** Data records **
%%

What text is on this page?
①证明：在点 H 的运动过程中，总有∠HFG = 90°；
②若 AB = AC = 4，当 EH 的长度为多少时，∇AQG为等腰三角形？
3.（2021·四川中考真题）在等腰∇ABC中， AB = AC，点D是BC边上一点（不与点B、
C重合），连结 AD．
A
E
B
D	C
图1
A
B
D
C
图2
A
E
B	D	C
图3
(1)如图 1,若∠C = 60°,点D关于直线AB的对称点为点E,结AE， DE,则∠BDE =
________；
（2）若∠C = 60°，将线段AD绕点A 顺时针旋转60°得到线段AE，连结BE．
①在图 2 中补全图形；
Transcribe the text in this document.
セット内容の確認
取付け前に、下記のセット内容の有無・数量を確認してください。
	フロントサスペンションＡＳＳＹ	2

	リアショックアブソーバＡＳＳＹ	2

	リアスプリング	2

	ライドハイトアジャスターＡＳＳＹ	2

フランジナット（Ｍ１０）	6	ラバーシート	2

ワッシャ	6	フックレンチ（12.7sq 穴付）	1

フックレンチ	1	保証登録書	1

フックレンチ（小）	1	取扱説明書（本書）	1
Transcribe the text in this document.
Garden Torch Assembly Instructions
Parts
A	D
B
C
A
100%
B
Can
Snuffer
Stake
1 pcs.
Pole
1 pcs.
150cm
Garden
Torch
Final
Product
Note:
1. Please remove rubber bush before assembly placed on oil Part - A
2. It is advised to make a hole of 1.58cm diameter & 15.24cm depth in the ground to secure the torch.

%%

Every record shown above should be written out again exactly.

** EXERCISE RESULT **
What text is on this page?
①证明：在点 H 的运动过程中，总有∠HFG = 90°；
②若 AB = AC = 4，当 EH 的长度为多少时，∇AQG为等腰三角形？
3.（2021·四川中考真题）在等腰∇ABC中， AB = AC，点D是BC边上一点（不与点B、
C重合），连结 AD．
A
E
B
D	C
图1
A
B
D
C
图2
A
E
B	D	C
图3
(1)如图 1,若∠C = 60°,点D关于直线AB的对称点为点E,结AE， DE,则∠BDE =
________；
（2）若∠C = 60°，将线段AD绕点A 顺时针旋转60°得到线段AE，连结BE．
①在图 2 中补全图形；
Transcribe the text in this document.
セット内容の確認
取付け前に、下記のセット内容の有無・数量を確認してください。
	フロントサスペンションＡＳＳＹ	2

	リアショックアブソーバＡＳＳＹ	2

	リアスプリング	2

	ライドハイトアジャスターＡＳＳＹ	2

フランジナット（Ｍ１０）	6	ラバーシート	2

ワッシャ	6	フックレンチ（12.7sq 穴付）	1

フックレンチ	1	保証登録書	1

フックレンチ（小）	1	取扱説明書（本書）	1
Transcribe the text in this document.
Garden Torch Assembly Instructions
Parts
A	D
B
C
A
100%
B
Can
Snuffer
Stake
1 pcs.
Pole
1 pcs.
150cm
Garden
Torch
Final
Product
Note:
1. Please remove rubber bush before assembly placed on oil Part - A
2. It is advised to make a hole of 1.58cm diameter & 15.24cm depth in the ground to secure the torch.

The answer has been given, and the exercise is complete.